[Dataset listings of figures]
====

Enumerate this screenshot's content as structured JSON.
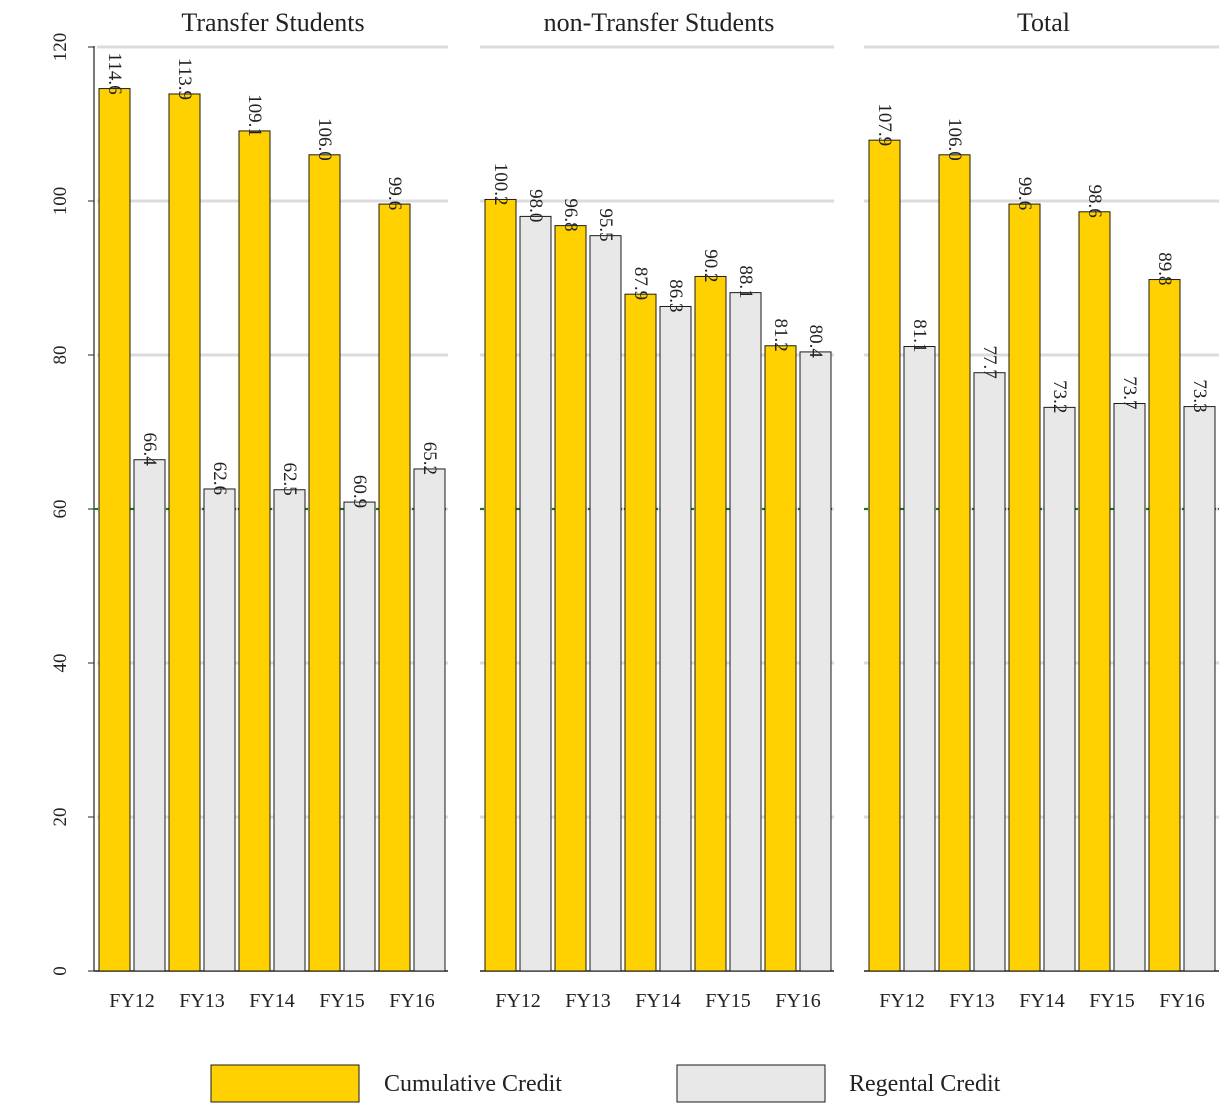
{
  "chart_data": {
    "type": "bar",
    "categories": [
      "FY12",
      "FY13",
      "FY14",
      "FY15",
      "FY16"
    ],
    "y_ticks": [
      "0",
      "20",
      "40",
      "60",
      "80",
      "100",
      "120"
    ],
    "ylim": [
      0,
      120
    ],
    "reference_line": {
      "value": 60,
      "color": "#1a7a1a",
      "style": "dashed"
    },
    "grid": true,
    "legend_position": "bottom",
    "series_styles": [
      {
        "name": "Cumulative Credit",
        "color": "#FFD100"
      },
      {
        "name": "Regental Credit",
        "color": "#E8E8E8"
      }
    ],
    "panels": [
      {
        "title": "Transfer Students",
        "series": [
          {
            "name": "Cumulative Credit",
            "values": [
              114.6,
              113.9,
              109.1,
              106.0,
              99.6
            ]
          },
          {
            "name": "Regental Credit",
            "values": [
              66.4,
              62.6,
              62.5,
              60.9,
              65.2
            ]
          }
        ]
      },
      {
        "title": "non-Transfer Students",
        "series": [
          {
            "name": "Cumulative Credit",
            "values": [
              100.2,
              96.8,
              87.9,
              90.2,
              81.2
            ]
          },
          {
            "name": "Regental Credit",
            "values": [
              98.0,
              95.5,
              86.3,
              88.1,
              80.4
            ]
          }
        ]
      },
      {
        "title": "Total",
        "series": [
          {
            "name": "Cumulative Credit",
            "values": [
              107.9,
              106.0,
              99.6,
              98.6,
              89.8
            ]
          },
          {
            "name": "Regental Credit",
            "values": [
              81.1,
              77.7,
              73.2,
              73.7,
              73.3
            ]
          }
        ]
      }
    ]
  }
}
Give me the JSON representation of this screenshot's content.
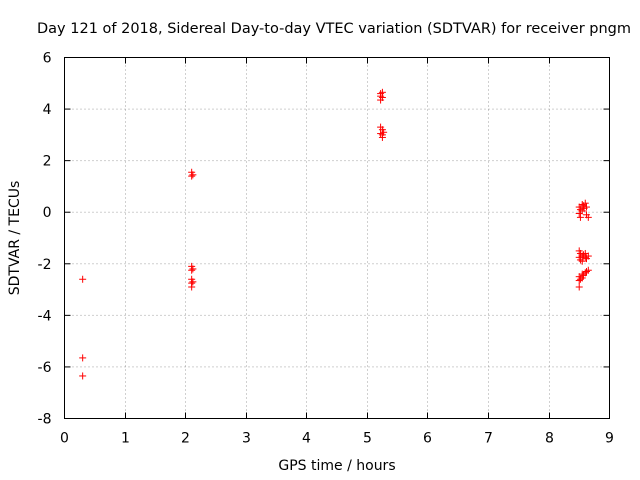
{
  "chart_data": {
    "type": "scatter",
    "title": "Day 121 of 2018, Sidereal Day-to-day VTEC variation (SDTVAR) for receiver pngm",
    "xlabel": "GPS time / hours",
    "ylabel": "SDTVAR / TECUs",
    "xlim": [
      0,
      9
    ],
    "ylim": [
      -8,
      6
    ],
    "xticks": [
      0,
      1,
      2,
      3,
      4,
      5,
      6,
      7,
      8,
      9
    ],
    "yticks": [
      -8,
      -6,
      -4,
      -2,
      0,
      2,
      4,
      6
    ],
    "grid": true,
    "marker": "+",
    "color": "#ff0000",
    "series": [
      {
        "name": "SDTVAR",
        "points": [
          [
            0.3,
            -2.6
          ],
          [
            0.3,
            -5.65
          ],
          [
            0.3,
            -6.35
          ],
          [
            2.1,
            1.55
          ],
          [
            2.12,
            1.45
          ],
          [
            2.1,
            1.4
          ],
          [
            2.1,
            -2.1
          ],
          [
            2.12,
            -2.2
          ],
          [
            2.1,
            -2.25
          ],
          [
            2.1,
            -2.6
          ],
          [
            2.12,
            -2.7
          ],
          [
            2.1,
            -2.75
          ],
          [
            2.1,
            -2.9
          ],
          [
            5.22,
            4.6
          ],
          [
            5.25,
            4.65
          ],
          [
            5.22,
            4.5
          ],
          [
            5.25,
            4.45
          ],
          [
            5.22,
            4.35
          ],
          [
            5.22,
            3.3
          ],
          [
            5.25,
            3.2
          ],
          [
            5.22,
            3.05
          ],
          [
            5.25,
            3.0
          ],
          [
            5.27,
            3.1
          ],
          [
            5.25,
            2.9
          ],
          [
            8.5,
            0.2
          ],
          [
            8.52,
            0.1
          ],
          [
            8.55,
            0.3
          ],
          [
            8.57,
            0.25
          ],
          [
            8.6,
            0.35
          ],
          [
            8.62,
            0.2
          ],
          [
            8.5,
            -0.05
          ],
          [
            8.52,
            -0.2
          ],
          [
            8.55,
            0.05
          ],
          [
            8.58,
            0.15
          ],
          [
            8.62,
            -0.1
          ],
          [
            8.65,
            -0.2
          ],
          [
            8.5,
            -1.5
          ],
          [
            8.52,
            -1.6
          ],
          [
            8.55,
            -1.7
          ],
          [
            8.57,
            -1.65
          ],
          [
            8.6,
            -1.75
          ],
          [
            8.62,
            -1.8
          ],
          [
            8.52,
            -1.85
          ],
          [
            8.55,
            -1.9
          ],
          [
            8.6,
            -1.6
          ],
          [
            8.65,
            -1.7
          ],
          [
            8.5,
            -1.75
          ],
          [
            8.5,
            -2.5
          ],
          [
            8.52,
            -2.6
          ],
          [
            8.55,
            -2.4
          ],
          [
            8.57,
            -2.45
          ],
          [
            8.6,
            -2.35
          ],
          [
            8.62,
            -2.3
          ],
          [
            8.65,
            -2.25
          ],
          [
            8.5,
            -2.65
          ],
          [
            8.55,
            -2.55
          ],
          [
            8.5,
            -2.9
          ]
        ]
      }
    ]
  }
}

====

WRITTEN EXERCISE - Where does the word "content" appear in the listing? List each line that holds it.

TASK RESULT -
Enumerate this screenshot's content as structured JSON.
Give me the JSON representation of this screenshot's content.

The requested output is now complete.